***** Extracted data *****

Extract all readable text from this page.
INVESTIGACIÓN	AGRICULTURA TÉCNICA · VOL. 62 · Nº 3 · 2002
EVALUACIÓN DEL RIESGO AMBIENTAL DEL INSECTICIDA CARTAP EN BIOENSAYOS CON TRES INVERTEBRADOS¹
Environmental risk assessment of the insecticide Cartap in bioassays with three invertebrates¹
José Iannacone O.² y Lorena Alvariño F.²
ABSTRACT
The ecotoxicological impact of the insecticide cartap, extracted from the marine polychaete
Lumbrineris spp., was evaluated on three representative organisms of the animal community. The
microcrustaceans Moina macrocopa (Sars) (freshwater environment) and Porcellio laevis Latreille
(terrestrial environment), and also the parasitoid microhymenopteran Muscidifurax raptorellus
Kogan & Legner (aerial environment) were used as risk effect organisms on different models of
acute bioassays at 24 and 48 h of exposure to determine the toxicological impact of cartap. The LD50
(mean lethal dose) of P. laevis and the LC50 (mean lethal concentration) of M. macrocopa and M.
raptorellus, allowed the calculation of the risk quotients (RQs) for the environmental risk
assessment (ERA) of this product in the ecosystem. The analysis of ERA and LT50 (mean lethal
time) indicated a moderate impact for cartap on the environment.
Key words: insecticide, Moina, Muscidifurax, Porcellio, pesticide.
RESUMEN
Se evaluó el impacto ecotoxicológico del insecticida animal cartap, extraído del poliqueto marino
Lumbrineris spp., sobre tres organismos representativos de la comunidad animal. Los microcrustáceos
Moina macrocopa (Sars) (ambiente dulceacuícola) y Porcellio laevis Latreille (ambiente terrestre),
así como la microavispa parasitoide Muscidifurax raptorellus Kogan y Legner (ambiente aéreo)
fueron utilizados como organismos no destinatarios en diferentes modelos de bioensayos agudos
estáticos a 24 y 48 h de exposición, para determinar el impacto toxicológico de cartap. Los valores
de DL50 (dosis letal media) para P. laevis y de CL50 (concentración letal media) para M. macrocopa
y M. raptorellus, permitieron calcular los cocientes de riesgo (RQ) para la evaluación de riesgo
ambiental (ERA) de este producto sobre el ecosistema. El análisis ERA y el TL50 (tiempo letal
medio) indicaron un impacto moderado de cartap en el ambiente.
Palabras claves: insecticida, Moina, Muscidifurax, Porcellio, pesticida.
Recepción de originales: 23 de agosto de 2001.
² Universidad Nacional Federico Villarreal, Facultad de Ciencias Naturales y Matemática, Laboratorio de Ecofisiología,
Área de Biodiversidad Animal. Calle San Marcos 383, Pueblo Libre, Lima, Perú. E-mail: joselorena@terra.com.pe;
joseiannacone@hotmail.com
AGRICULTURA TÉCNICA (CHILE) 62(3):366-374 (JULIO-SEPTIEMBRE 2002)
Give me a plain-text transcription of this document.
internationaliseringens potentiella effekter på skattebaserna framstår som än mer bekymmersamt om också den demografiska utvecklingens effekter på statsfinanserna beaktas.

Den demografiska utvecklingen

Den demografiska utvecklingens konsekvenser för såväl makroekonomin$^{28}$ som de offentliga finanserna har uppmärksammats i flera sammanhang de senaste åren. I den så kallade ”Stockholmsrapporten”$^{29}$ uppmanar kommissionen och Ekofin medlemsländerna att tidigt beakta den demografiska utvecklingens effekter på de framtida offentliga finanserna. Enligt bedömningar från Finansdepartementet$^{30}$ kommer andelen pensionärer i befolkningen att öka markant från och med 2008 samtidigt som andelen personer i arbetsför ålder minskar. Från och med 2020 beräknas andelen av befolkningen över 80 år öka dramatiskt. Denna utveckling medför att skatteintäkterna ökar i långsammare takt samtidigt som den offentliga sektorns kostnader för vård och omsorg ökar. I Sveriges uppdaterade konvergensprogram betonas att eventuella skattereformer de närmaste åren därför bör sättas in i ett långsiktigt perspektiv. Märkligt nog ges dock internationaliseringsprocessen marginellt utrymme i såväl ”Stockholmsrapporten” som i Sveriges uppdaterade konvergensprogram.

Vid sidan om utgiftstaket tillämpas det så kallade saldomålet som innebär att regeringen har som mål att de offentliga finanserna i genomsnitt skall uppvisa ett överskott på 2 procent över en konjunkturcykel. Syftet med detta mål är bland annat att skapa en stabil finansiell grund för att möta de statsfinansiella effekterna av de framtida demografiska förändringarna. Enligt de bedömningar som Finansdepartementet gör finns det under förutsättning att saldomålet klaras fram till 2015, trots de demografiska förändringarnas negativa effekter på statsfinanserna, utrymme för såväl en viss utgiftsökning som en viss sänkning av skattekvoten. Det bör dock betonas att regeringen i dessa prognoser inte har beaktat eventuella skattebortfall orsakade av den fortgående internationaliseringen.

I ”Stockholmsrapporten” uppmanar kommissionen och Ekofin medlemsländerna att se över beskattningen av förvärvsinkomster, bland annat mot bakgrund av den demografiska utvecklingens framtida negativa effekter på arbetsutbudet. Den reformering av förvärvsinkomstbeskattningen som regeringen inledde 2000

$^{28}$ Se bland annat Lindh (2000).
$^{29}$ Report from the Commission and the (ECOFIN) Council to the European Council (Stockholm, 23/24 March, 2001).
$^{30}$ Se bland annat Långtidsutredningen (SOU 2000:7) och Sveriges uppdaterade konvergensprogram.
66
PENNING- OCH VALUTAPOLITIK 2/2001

*****

**The task**
What is the number of lines in the data that contain "organismos"? Write that number and nothing else.

**Written response**
2